Job –
Count every line below that contains "Reluctant", then state the total with no other output.

Extracted material –

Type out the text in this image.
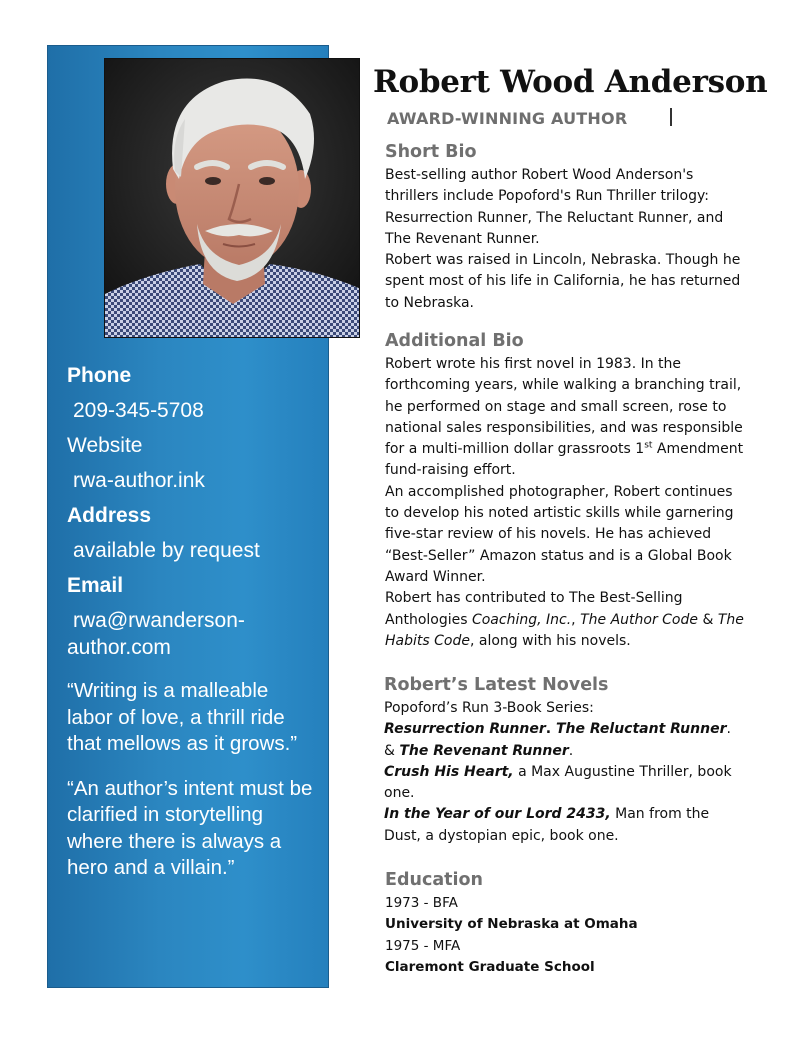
Phone
209-345-5708
Website
rwa-author.ink
Address
available by request
Email
rwa@rwanderson-
author.com

“Writing is a malleable labor of love, a thrill ride that mellows as it grows.”

“An author’s intent must be clarified in storytelling where there is always a hero and a villain.”

Robert Wood Anderson
AWARD-WINNING AUTHOR
Short Bio

Best-selling author Robert Wood Anderson's thrillers include Popoford's Run Thriller trilogy: Resurrection Runner, The Reluctant Runner, and The Revenant Runner.

Robert was raised in Lincoln, Nebraska. Though he spent most of his life in California, he has returned to Nebraska.

Additional Bio

Robert wrote his first novel in 1983. In the forthcoming years, while walking a branching trail, he performed on stage and small screen, rose to national sales responsibilities, and was responsible for a multi-million dollar grassroots 1st Amendment fund-raising effort.

An accomplished photographer, Robert continues to develop his noted artistic skills while garnering five-star review of his novels. He has achieved “Best-Seller” Amazon status and is a Global Book Award Winner.

Robert has contributed to The Best-Selling Anthologies Coaching, Inc., The Author Code & The Habits Code, along with his novels.

Robert’s Latest Novels

Popoford’s Run 3-Book Series:

Resurrection Runner. The Reluctant Runner.

& The Revenant Runner.

Crush His Heart, a Max Augustine Thriller, book one.

In the Year of our Lord 2433, Man from the Dust, a dystopian epic, book one.

Education

1973 - BFA

University of Nebraska at Omaha

1975 - MFA

Claremont Graduate School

Finished exercise –
2